Quote every line of the data below as it stands, omitting pictures.

[begin Provided data]

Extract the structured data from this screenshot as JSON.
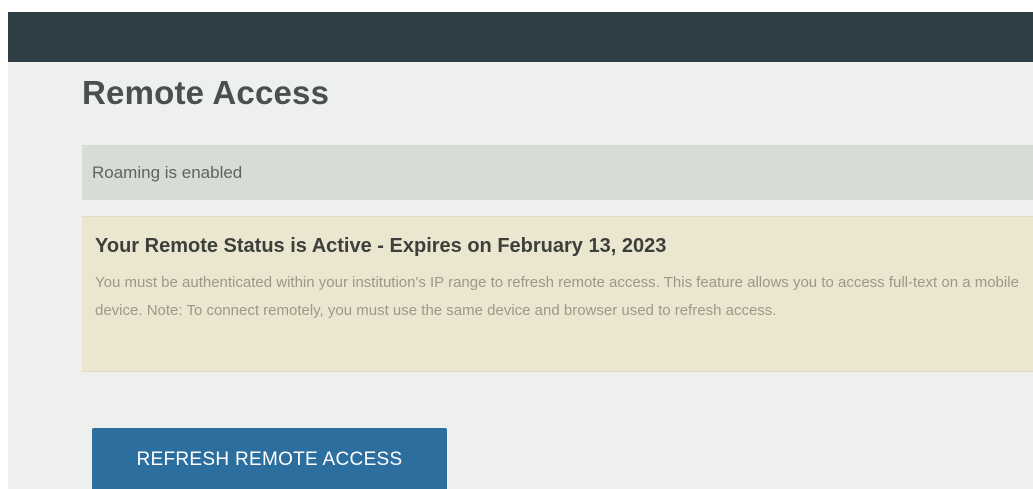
{
  "page": {
    "title": "Remote Access"
  },
  "roaming": {
    "message": "Roaming is enabled"
  },
  "status": {
    "heading": "Your Remote Status is Active - Expires on February 13, 2023",
    "description": "You must be authenticated within your institution's IP range to refresh remote access. This feature allows you to access full-text on a mobile device. Note: To connect remotely, you must use the same device and browser used to refresh access."
  },
  "actions": {
    "refresh_label": "REFRESH REMOTE ACCESS"
  },
  "colors": {
    "header_bar": "#2f3d45",
    "roaming_banner": "#d8dcd7",
    "status_panel": "#ebe6cf",
    "primary_button": "#2c6f9f"
  }
}
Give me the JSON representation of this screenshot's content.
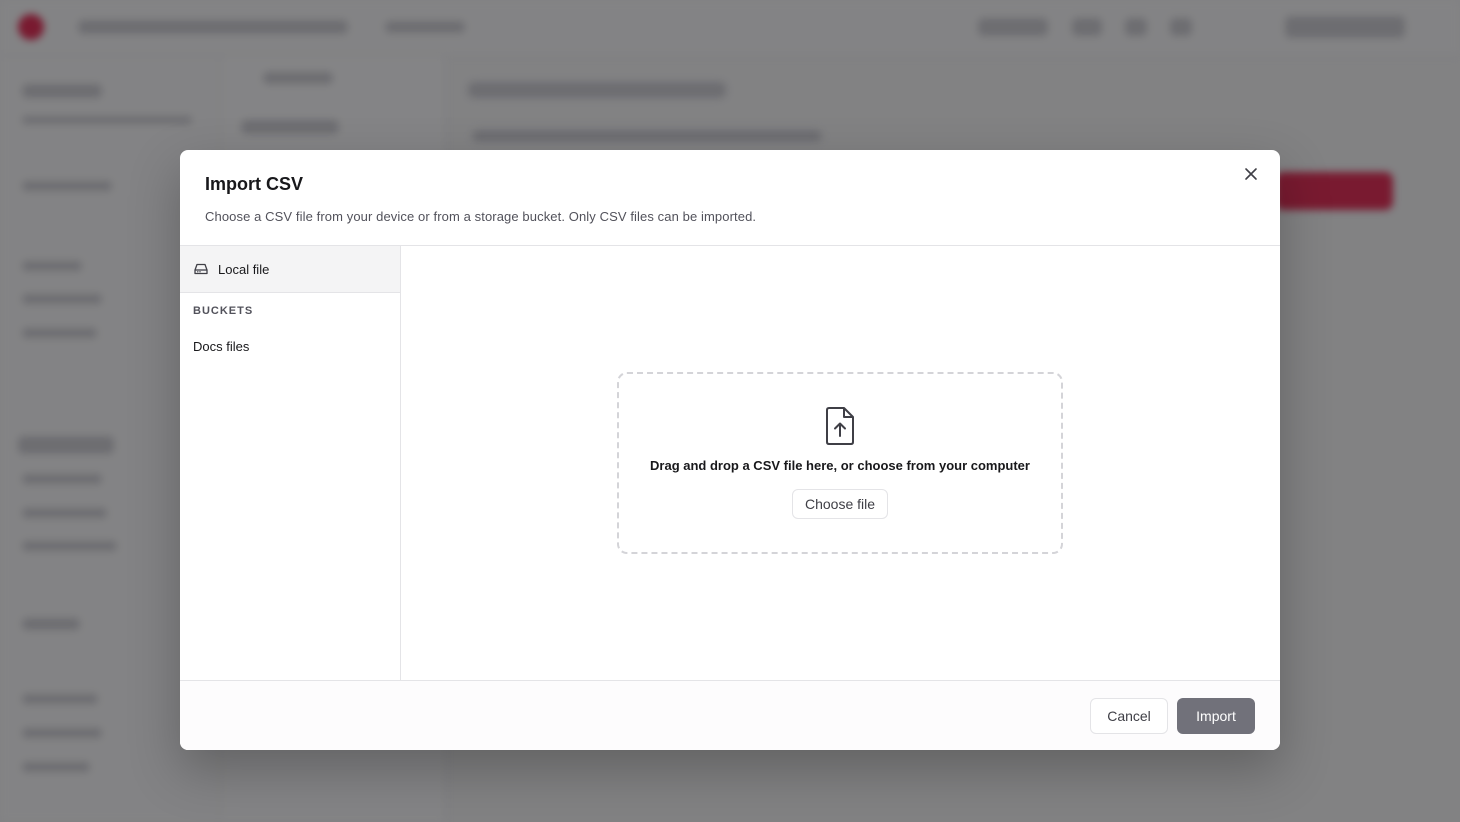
{
  "dialog": {
    "title": "Import CSV",
    "description": "Choose a CSV file from your device or from a storage bucket. Only CSV files can be imported.",
    "close_icon": "close-icon"
  },
  "sources": {
    "local_file": {
      "label": "Local file",
      "icon": "hard-drive-icon"
    },
    "buckets_heading": "BUCKETS",
    "buckets": [
      {
        "label": "Docs files"
      }
    ]
  },
  "dropzone": {
    "icon": "file-upload-icon",
    "text": "Drag and drop a CSV file here, or choose from your computer",
    "choose_label": "Choose file"
  },
  "footer": {
    "cancel_label": "Cancel",
    "import_label": "Import"
  },
  "colors": {
    "overlay": "#18181b",
    "import_button": "#71717a",
    "brand_accent": "#e11d48"
  }
}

[end Provided data]

Response to this task >>
Extract the structured data from this screenshot as JSON.
{
  "page": {
    "title": "Remote Access"
  },
  "roaming": {
    "message": "Roaming is enabled"
  },
  "status": {
    "heading": "Your Remote Status is Active - Expires on February 13, 2023",
    "description": "You must be authenticated within your institution's IP range to refresh remote access. This feature allows you to access full-text on a mobile device. Note: To connect remotely, you must use the same device and browser used to refresh access."
  },
  "actions": {
    "refresh_label": "REFRESH REMOTE ACCESS"
  },
  "colors": {
    "header_bar": "#2f3d45",
    "roaming_banner": "#d8dcd7",
    "status_panel": "#ebe6cf",
    "primary_button": "#2c6f9f"
  }
}
Give me the JSON representation of this screenshot's content.
{
  "dialog": {
    "title": "Import CSV",
    "description": "Choose a CSV file from your device or from a storage bucket. Only CSV files can be imported.",
    "close_icon": "close-icon"
  },
  "sources": {
    "local_file": {
      "label": "Local file",
      "icon": "hard-drive-icon"
    },
    "buckets_heading": "BUCKETS",
    "buckets": [
      {
        "label": "Docs files"
      }
    ]
  },
  "dropzone": {
    "icon": "file-upload-icon",
    "text": "Drag and drop a CSV file here, or choose from your computer",
    "choose_label": "Choose file"
  },
  "footer": {
    "cancel_label": "Cancel",
    "import_label": "Import"
  },
  "colors": {
    "overlay": "#18181b",
    "import_button": "#71717a",
    "brand_accent": "#e11d48"
  }
}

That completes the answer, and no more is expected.